(Image element box records)
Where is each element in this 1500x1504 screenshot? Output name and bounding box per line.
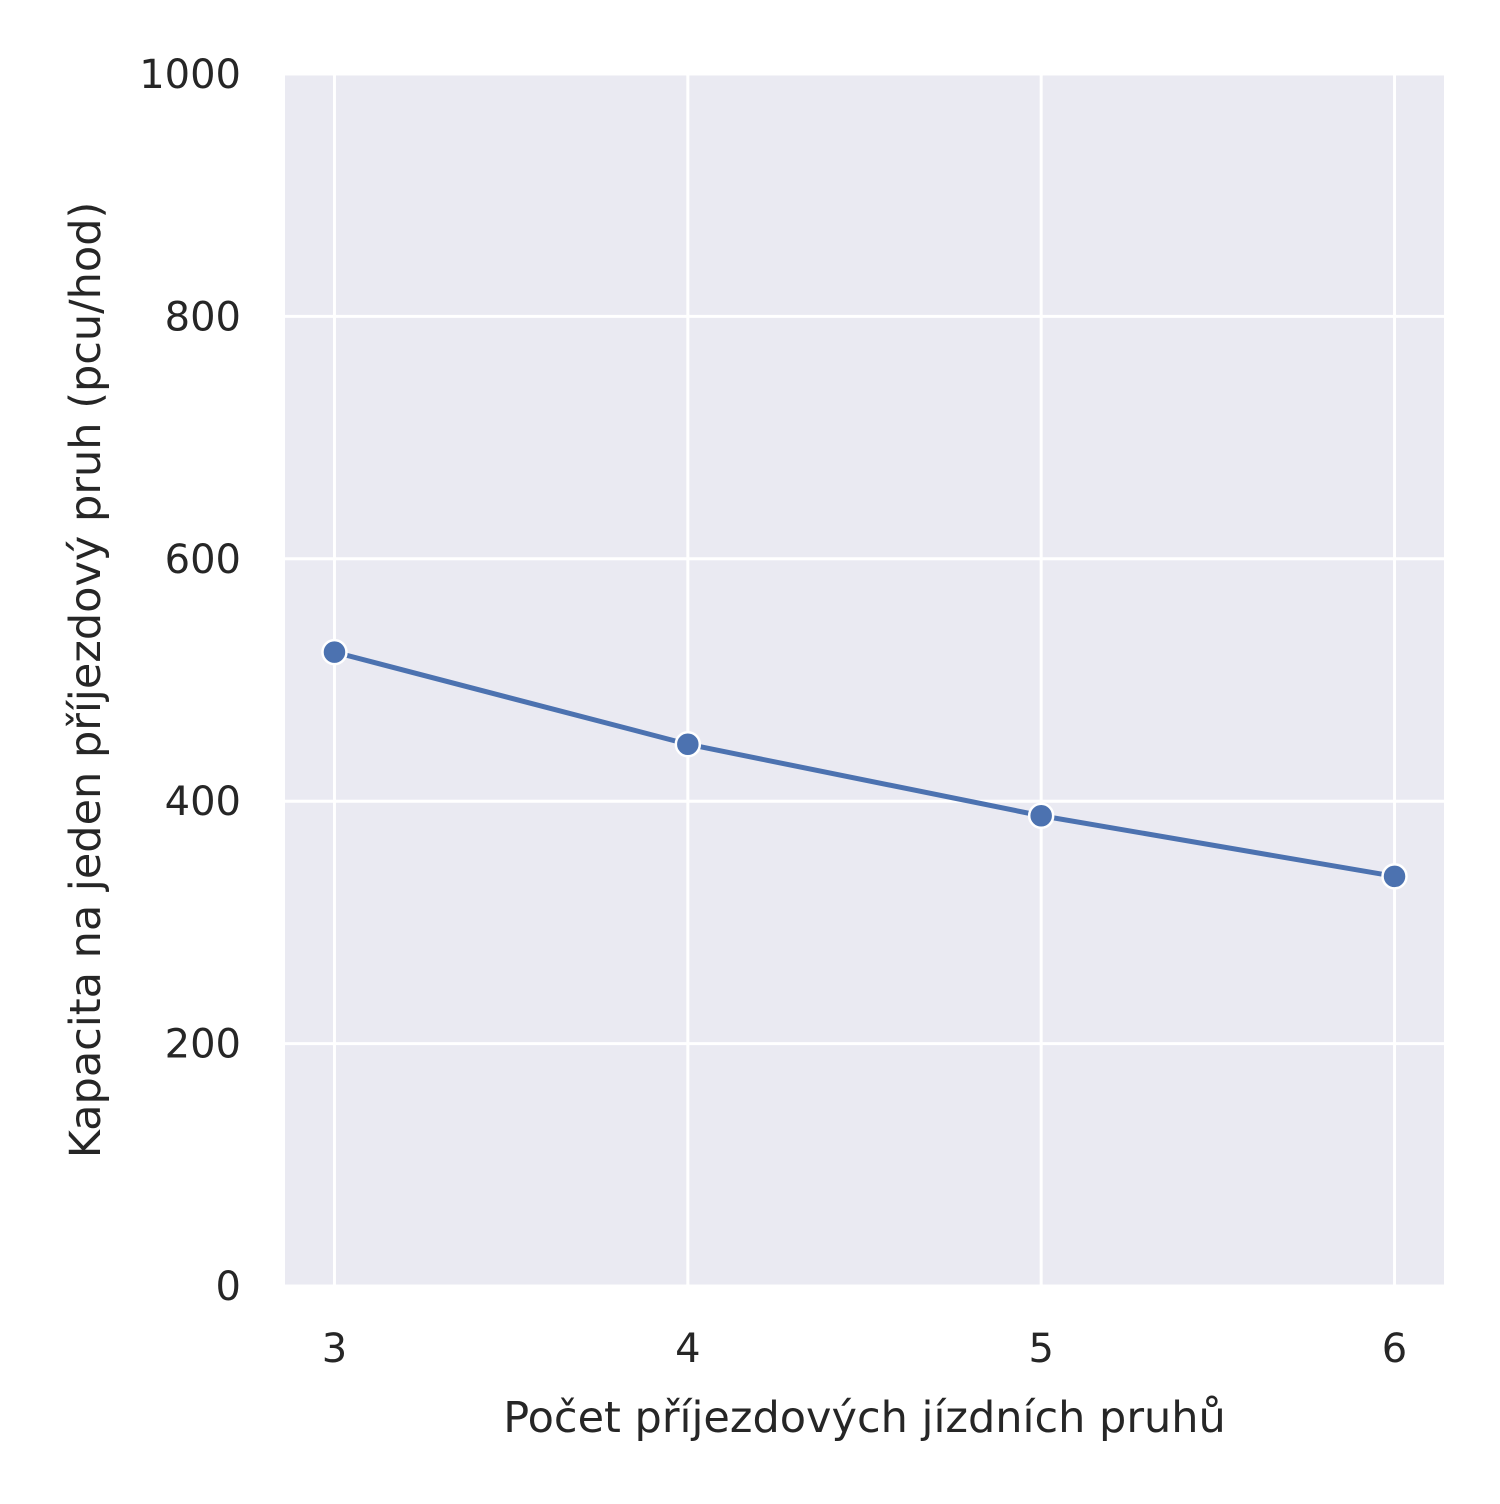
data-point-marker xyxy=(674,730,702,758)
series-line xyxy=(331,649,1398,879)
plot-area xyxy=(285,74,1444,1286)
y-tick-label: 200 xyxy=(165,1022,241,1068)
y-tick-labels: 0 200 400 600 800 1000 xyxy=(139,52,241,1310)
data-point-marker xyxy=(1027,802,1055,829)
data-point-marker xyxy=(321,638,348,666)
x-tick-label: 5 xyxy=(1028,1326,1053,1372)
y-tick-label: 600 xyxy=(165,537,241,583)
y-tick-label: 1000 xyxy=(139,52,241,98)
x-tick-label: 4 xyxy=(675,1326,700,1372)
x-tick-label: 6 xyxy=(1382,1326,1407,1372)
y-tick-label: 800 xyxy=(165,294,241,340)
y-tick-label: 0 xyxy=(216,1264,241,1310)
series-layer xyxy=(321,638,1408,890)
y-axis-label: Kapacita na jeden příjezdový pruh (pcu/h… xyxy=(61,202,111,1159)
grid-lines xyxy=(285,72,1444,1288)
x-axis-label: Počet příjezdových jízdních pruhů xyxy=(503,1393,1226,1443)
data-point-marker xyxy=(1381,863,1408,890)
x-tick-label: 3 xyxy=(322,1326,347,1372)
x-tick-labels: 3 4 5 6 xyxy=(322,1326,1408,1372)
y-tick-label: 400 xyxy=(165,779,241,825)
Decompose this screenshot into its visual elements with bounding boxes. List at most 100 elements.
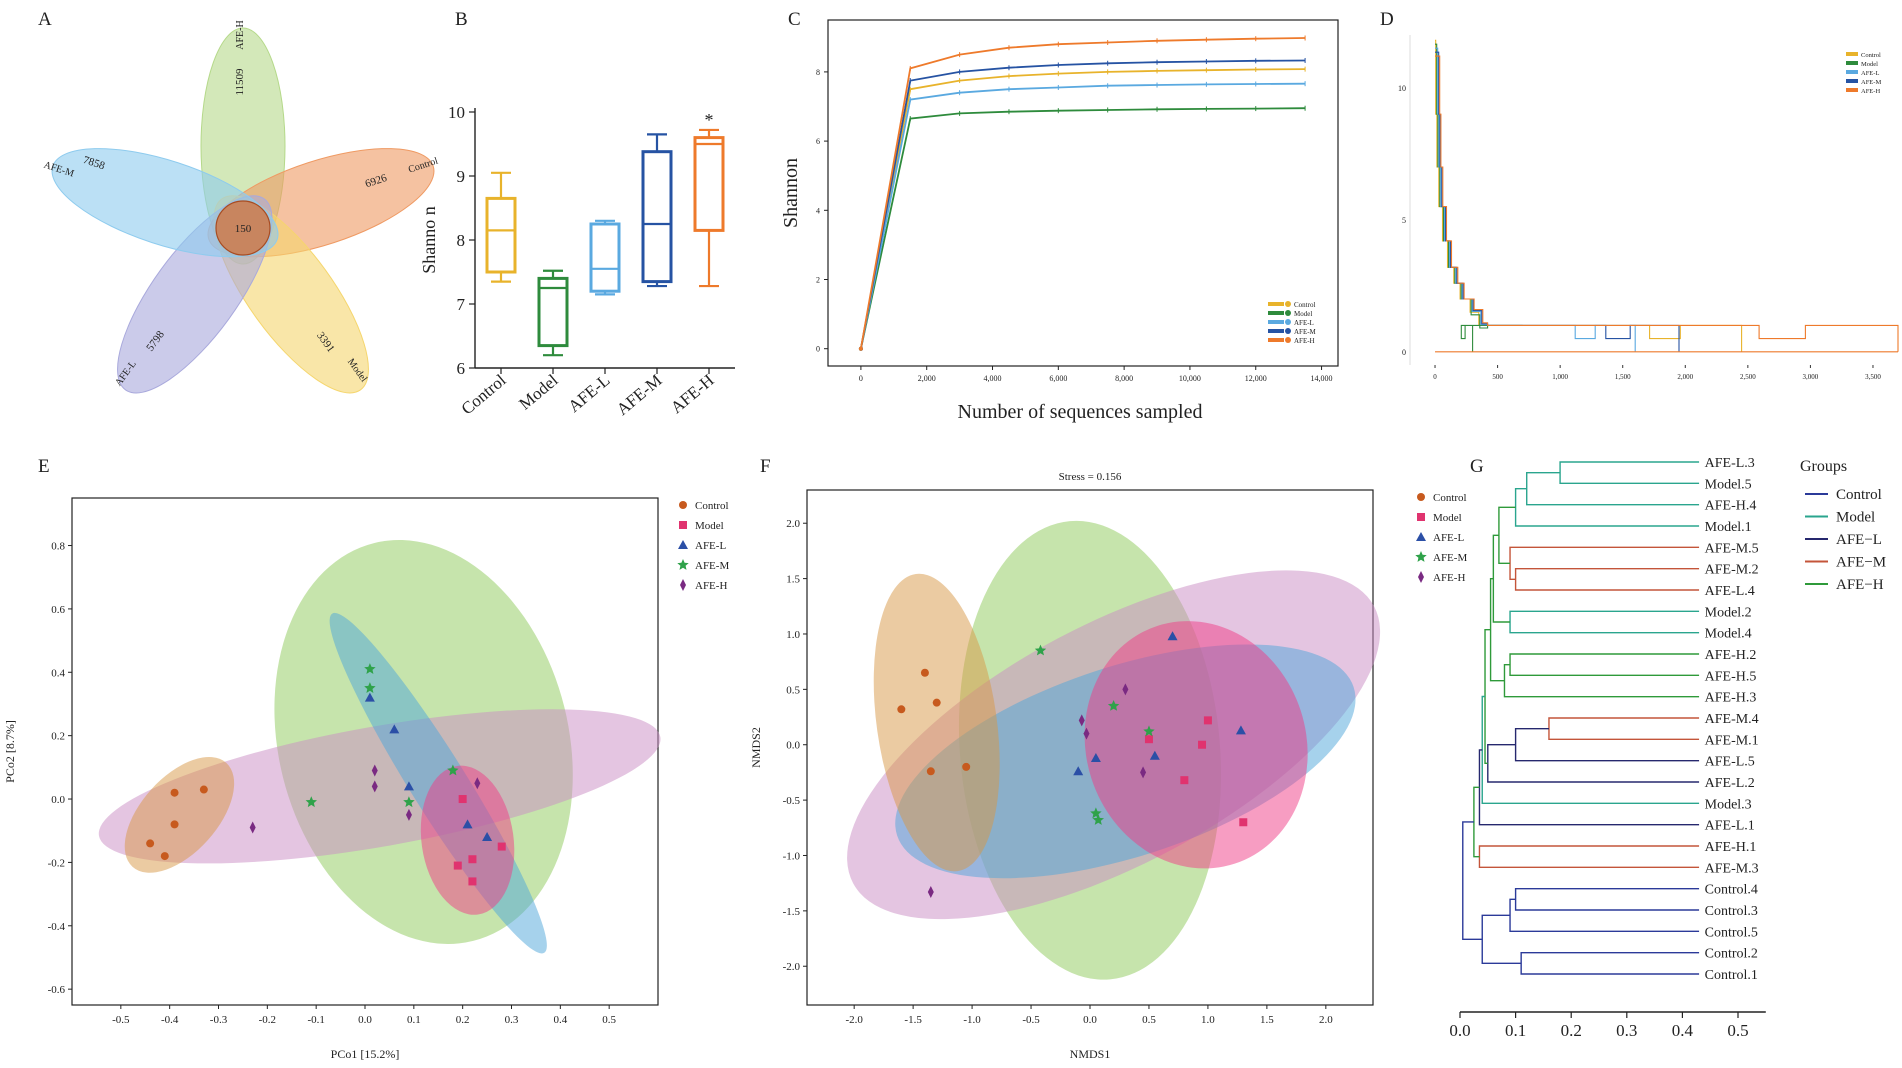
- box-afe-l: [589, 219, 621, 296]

Task:
Repeat every line of the records above word for word, leaving out the pictures.

Reply:
Where is each element in this 1500x1504 screenshot? Output name and bounding box per line.
data-point-marker xyxy=(674,730,702,758)
series-line xyxy=(331,649,1398,879)
plot-area xyxy=(285,74,1444,1286)
y-tick-label: 200 xyxy=(165,1022,241,1068)
y-tick-labels: 0 200 400 600 800 1000 xyxy=(139,52,241,1310)
data-point-marker xyxy=(1027,802,1055,829)
data-point-marker xyxy=(321,638,348,666)
x-tick-label: 5 xyxy=(1028,1326,1053,1372)
y-tick-label: 600 xyxy=(165,537,241,583)
y-tick-label: 1000 xyxy=(139,52,241,98)
x-tick-label: 4 xyxy=(675,1326,700,1372)
x-tick-label: 6 xyxy=(1382,1326,1407,1372)
y-tick-label: 800 xyxy=(165,294,241,340)
y-tick-label: 0 xyxy=(216,1264,241,1310)
series-layer xyxy=(321,638,1408,890)
y-axis-label: Kapacita na jeden příjezdový pruh (pcu/h… xyxy=(61,202,111,1159)
grid-lines xyxy=(285,72,1444,1288)
x-axis-label: Počet příjezdových jízdních pruhů xyxy=(503,1393,1226,1443)
data-point-marker xyxy=(1381,863,1408,890)
x-tick-label: 3 xyxy=(322,1326,347,1372)
x-tick-labels: 3 4 5 6 xyxy=(322,1326,1408,1372)
y-tick-label: 400 xyxy=(165,779,241,825)
Decompose this screenshot into its visual elements with bounding boxes. List at most 100 elements.
- box-afe-l: [589, 219, 621, 296]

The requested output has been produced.